### PROMPT
Write the records out again, keeping each line exactly as it is.

>> START ENTRIES SUPPLIED

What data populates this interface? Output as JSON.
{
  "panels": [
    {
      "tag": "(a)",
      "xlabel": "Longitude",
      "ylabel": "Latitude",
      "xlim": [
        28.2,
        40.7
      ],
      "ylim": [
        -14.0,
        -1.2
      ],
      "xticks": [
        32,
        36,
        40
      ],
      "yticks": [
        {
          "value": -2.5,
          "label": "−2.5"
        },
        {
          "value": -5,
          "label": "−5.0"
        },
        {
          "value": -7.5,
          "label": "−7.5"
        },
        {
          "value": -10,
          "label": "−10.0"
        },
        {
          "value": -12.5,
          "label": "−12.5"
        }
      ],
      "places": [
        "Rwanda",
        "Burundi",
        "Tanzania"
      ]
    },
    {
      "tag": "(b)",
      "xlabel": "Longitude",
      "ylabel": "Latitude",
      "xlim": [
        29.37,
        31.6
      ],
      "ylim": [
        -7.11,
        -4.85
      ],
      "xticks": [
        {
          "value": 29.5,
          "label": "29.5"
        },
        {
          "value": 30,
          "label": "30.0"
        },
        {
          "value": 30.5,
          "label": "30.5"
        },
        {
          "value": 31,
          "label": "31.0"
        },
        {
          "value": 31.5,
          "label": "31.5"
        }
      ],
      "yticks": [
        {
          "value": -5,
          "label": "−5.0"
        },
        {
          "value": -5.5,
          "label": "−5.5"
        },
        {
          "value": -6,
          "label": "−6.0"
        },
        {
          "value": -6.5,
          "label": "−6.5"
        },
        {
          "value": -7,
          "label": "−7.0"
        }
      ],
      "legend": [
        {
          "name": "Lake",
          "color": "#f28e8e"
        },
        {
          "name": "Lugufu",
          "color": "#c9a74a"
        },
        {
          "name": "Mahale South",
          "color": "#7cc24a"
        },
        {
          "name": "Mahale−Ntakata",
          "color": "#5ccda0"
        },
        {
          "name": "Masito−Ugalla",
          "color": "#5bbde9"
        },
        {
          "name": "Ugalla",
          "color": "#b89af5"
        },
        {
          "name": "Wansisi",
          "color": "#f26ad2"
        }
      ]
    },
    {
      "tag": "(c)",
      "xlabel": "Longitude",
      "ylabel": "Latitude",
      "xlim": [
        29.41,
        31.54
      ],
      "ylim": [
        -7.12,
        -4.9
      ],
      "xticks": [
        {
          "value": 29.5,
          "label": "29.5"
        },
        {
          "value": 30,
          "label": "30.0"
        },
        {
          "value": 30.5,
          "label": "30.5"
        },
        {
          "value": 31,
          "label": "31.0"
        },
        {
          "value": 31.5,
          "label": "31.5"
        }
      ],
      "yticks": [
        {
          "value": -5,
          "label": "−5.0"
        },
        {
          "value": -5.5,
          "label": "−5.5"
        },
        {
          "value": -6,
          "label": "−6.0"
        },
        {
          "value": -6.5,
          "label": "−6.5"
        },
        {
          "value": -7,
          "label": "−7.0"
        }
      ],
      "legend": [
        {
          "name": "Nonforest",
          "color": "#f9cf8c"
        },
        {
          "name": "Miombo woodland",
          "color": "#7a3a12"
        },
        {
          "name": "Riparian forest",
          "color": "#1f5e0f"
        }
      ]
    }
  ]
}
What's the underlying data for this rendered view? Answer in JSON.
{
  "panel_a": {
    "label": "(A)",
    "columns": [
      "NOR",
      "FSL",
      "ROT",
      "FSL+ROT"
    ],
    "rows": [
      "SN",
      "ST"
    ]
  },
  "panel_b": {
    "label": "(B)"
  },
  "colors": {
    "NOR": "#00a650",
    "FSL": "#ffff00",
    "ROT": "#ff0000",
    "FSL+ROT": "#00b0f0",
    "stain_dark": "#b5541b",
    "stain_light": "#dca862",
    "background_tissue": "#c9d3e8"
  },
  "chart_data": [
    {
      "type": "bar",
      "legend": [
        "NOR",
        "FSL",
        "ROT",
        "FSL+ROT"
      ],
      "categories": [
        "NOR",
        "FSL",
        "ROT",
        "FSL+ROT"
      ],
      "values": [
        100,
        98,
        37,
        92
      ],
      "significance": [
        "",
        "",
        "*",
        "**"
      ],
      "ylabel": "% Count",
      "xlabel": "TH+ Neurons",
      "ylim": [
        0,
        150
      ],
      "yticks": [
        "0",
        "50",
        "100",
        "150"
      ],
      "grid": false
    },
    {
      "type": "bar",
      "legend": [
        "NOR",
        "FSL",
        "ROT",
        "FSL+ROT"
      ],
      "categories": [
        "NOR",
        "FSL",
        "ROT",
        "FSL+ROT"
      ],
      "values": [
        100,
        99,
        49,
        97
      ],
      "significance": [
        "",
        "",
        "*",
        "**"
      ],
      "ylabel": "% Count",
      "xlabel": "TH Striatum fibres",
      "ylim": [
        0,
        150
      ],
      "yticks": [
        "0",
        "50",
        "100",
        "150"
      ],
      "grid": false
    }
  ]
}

>> END ENTRIES SUPPLIED

### TASK RESPONSE
What data populates this interface? Output as JSON.
{
  "panels": [
    {
      "tag": "(a)",
      "xlabel": "Longitude",
      "ylabel": "Latitude",
      "xlim": [
        28.2,
        40.7
      ],
      "ylim": [
        -14.0,
        -1.2
      ],
      "xticks": [
        32,
        36,
        40
      ],
      "yticks": [
        {
          "value": -2.5,
          "label": "−2.5"
        },
        {
          "value": -5,
          "label": "−5.0"
        },
        {
          "value": -7.5,
          "label": "−7.5"
        },
        {
          "value": -10,
          "label": "−10.0"
        },
        {
          "value": -12.5,
          "label": "−12.5"
        }
      ],
      "places": [
        "Rwanda",
        "Burundi",
        "Tanzania"
      ]
    },
    {
      "tag": "(b)",
      "xlabel": "Longitude",
      "ylabel": "Latitude",
      "xlim": [
        29.37,
        31.6
      ],
      "ylim": [
        -7.11,
        -4.85
      ],
      "xticks": [
        {
          "value": 29.5,
          "label": "29.5"
        },
        {
          "value": 30,
          "label": "30.0"
        },
        {
          "value": 30.5,
          "label": "30.5"
        },
        {
          "value": 31,
          "label": "31.0"
        },
        {
          "value": 31.5,
          "label": "31.5"
        }
      ],
      "yticks": [
        {
          "value": -5,
          "label": "−5.0"
        },
        {
          "value": -5.5,
          "label": "−5.5"
        },
        {
          "value": -6,
          "label": "−6.0"
        },
        {
          "value": -6.5,
          "label": "−6.5"
        },
        {
          "value": -7,
          "label": "−7.0"
        }
      ],
      "legend": [
        {
          "name": "Lake",
          "color": "#f28e8e"
        },
        {
          "name": "Lugufu",
          "color": "#c9a74a"
        },
        {
          "name": "Mahale South",
          "color": "#7cc24a"
        },
        {
          "name": "Mahale−Ntakata",
          "color": "#5ccda0"
        },
        {
          "name": "Masito−Ugalla",
          "color": "#5bbde9"
        },
        {
          "name": "Ugalla",
          "color": "#b89af5"
        },
        {
          "name": "Wansisi",
          "color": "#f26ad2"
        }
      ]
    },
    {
      "tag": "(c)",
      "xlabel": "Longitude",
      "ylabel": "Latitude",
      "xlim": [
        29.41,
        31.54
      ],
      "ylim": [
        -7.12,
        -4.9
      ],
      "xticks": [
        {
          "value": 29.5,
          "label": "29.5"
        },
        {
          "value": 30,
          "label": "30.0"
        },
        {
          "value": 30.5,
          "label": "30.5"
        },
        {
          "value": 31,
          "label": "31.0"
        },
        {
          "value": 31.5,
          "label": "31.5"
        }
      ],
      "yticks": [
        {
          "value": -5,
          "label": "−5.0"
        },
        {
          "value": -5.5,
          "label": "−5.5"
        },
        {
          "value": -6,
          "label": "−6.0"
        },
        {
          "value": -6.5,
          "label": "−6.5"
        },
        {
          "value": -7,
          "label": "−7.0"
        }
      ],
      "legend": [
        {
          "name": "Nonforest",
          "color": "#f9cf8c"
        },
        {
          "name": "Miombo woodland",
          "color": "#7a3a12"
        },
        {
          "name": "Riparian forest",
          "color": "#1f5e0f"
        }
      ]
    }
  ]
}
What's the underlying data for this rendered view? Answer in JSON.
{
  "panel_a": {
    "label": "(A)",
    "columns": [
      "NOR",
      "FSL",
      "ROT",
      "FSL+ROT"
    ],
    "rows": [
      "SN",
      "ST"
    ]
  },
  "panel_b": {
    "label": "(B)"
  },
  "colors": {
    "NOR": "#00a650",
    "FSL": "#ffff00",
    "ROT": "#ff0000",
    "FSL+ROT": "#00b0f0",
    "stain_dark": "#b5541b",
    "stain_light": "#dca862",
    "background_tissue": "#c9d3e8"
  },
  "chart_data": [
    {
      "type": "bar",
      "legend": [
        "NOR",
        "FSL",
        "ROT",
        "FSL+ROT"
      ],
      "categories": [
        "NOR",
        "FSL",
        "ROT",
        "FSL+ROT"
      ],
      "values": [
        100,
        98,
        37,
        92
      ],
      "significance": [
        "",
        "",
        "*",
        "**"
      ],
      "ylabel": "% Count",
      "xlabel": "TH+ Neurons",
      "ylim": [
        0,
        150
      ],
      "yticks": [
        "0",
        "50",
        "100",
        "150"
      ],
      "grid": false
    },
    {
      "type": "bar",
      "legend": [
        "NOR",
        "FSL",
        "ROT",
        "FSL+ROT"
      ],
      "categories": [
        "NOR",
        "FSL",
        "ROT",
        "FSL+ROT"
      ],
      "values": [
        100,
        99,
        49,
        97
      ],
      "significance": [
        "",
        "",
        "*",
        "**"
      ],
      "ylabel": "% Count",
      "xlabel": "TH Striatum fibres",
      "ylim": [
        0,
        150
      ],
      "yticks": [
        "0",
        "50",
        "100",
        "150"
      ],
      "grid": false
    }
  ]
}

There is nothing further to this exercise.